Listings of elements and their boxes:
>> Start

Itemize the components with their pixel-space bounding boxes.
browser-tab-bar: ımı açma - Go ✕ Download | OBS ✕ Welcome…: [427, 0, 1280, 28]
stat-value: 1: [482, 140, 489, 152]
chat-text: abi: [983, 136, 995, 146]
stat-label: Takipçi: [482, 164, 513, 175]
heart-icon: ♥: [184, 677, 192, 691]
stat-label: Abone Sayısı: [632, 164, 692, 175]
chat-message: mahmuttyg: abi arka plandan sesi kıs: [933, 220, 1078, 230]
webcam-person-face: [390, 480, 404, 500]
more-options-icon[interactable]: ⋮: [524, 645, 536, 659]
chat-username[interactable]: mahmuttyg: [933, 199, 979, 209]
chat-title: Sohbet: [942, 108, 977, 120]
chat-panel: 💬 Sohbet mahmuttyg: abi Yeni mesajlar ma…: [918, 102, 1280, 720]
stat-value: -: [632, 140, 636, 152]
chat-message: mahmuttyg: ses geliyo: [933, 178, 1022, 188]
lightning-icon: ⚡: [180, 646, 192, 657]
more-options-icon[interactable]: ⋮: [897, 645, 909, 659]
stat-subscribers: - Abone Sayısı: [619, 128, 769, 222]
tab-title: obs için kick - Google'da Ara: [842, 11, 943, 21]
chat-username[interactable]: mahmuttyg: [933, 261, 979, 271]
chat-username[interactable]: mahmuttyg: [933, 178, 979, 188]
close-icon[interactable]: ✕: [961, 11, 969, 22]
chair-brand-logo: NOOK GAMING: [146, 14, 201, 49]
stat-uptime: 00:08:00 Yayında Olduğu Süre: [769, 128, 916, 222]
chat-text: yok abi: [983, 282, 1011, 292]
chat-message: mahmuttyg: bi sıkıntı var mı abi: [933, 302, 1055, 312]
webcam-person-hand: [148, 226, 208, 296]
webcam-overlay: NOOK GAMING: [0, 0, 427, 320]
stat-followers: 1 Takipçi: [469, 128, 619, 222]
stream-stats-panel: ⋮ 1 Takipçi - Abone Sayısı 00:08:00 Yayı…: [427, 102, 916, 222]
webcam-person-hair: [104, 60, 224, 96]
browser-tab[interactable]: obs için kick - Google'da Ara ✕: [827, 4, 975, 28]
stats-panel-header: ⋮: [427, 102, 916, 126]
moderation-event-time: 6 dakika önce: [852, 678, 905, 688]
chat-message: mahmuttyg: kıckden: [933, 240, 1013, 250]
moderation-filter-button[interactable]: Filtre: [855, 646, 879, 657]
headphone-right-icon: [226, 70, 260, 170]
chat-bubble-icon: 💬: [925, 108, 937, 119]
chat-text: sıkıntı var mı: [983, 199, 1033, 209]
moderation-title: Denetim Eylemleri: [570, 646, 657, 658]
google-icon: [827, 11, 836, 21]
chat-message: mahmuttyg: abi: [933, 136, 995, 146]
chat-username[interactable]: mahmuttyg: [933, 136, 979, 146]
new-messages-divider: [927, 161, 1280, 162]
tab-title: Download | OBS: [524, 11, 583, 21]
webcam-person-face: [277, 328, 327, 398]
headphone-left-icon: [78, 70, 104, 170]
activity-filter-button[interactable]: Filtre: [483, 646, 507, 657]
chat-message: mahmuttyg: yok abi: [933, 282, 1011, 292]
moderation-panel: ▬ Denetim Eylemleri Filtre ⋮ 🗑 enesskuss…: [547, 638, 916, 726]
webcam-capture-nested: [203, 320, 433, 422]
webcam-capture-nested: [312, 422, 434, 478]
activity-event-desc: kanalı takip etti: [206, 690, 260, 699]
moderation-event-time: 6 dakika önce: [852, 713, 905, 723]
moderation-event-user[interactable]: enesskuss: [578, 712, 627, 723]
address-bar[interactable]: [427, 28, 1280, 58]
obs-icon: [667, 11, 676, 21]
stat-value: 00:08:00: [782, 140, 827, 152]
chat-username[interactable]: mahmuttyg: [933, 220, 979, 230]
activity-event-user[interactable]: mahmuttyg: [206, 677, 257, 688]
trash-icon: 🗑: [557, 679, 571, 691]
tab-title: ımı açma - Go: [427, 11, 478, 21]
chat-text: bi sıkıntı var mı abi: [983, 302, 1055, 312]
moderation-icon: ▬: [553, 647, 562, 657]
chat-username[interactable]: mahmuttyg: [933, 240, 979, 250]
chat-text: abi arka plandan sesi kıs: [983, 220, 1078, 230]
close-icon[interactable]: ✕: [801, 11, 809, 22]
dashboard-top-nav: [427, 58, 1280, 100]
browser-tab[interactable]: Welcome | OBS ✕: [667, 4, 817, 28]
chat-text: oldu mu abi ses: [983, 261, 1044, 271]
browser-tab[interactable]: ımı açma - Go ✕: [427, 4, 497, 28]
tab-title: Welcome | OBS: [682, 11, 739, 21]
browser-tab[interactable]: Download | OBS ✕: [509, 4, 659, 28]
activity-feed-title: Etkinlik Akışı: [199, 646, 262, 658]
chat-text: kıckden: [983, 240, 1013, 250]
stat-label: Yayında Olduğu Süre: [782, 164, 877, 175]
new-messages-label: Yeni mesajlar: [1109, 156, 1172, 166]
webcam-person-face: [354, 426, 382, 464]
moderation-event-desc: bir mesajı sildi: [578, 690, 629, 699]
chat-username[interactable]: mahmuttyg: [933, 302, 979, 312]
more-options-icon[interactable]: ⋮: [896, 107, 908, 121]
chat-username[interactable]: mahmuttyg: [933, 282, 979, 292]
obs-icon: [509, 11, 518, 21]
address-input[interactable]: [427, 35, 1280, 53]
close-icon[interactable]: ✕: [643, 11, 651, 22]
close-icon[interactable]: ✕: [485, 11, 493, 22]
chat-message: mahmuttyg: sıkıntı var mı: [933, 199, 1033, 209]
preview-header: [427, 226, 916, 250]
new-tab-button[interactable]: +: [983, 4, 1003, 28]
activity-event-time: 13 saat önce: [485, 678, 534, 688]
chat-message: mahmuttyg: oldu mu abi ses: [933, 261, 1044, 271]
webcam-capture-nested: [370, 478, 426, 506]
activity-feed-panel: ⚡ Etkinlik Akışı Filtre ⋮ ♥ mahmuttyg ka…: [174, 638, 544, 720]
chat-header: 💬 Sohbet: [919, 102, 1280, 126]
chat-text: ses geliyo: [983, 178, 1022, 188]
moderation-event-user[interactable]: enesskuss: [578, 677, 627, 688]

>> End

Problem details — Reproduce verbatim the lines from the beginning of the records through the line containing "heart-icon: ♥: [184, 677, 192, 691]", including that line.

Result for this task —
Itemize the components with their pixel-space bounding boxes.
browser-tab-bar: ımı açma - Go ✕ Download | OBS ✕ Welcome…: [427, 0, 1280, 28]
stat-value: 1: [482, 140, 489, 152]
chat-text: abi: [983, 136, 995, 146]
stat-label: Takipçi: [482, 164, 513, 175]
heart-icon: ♥: [184, 677, 192, 691]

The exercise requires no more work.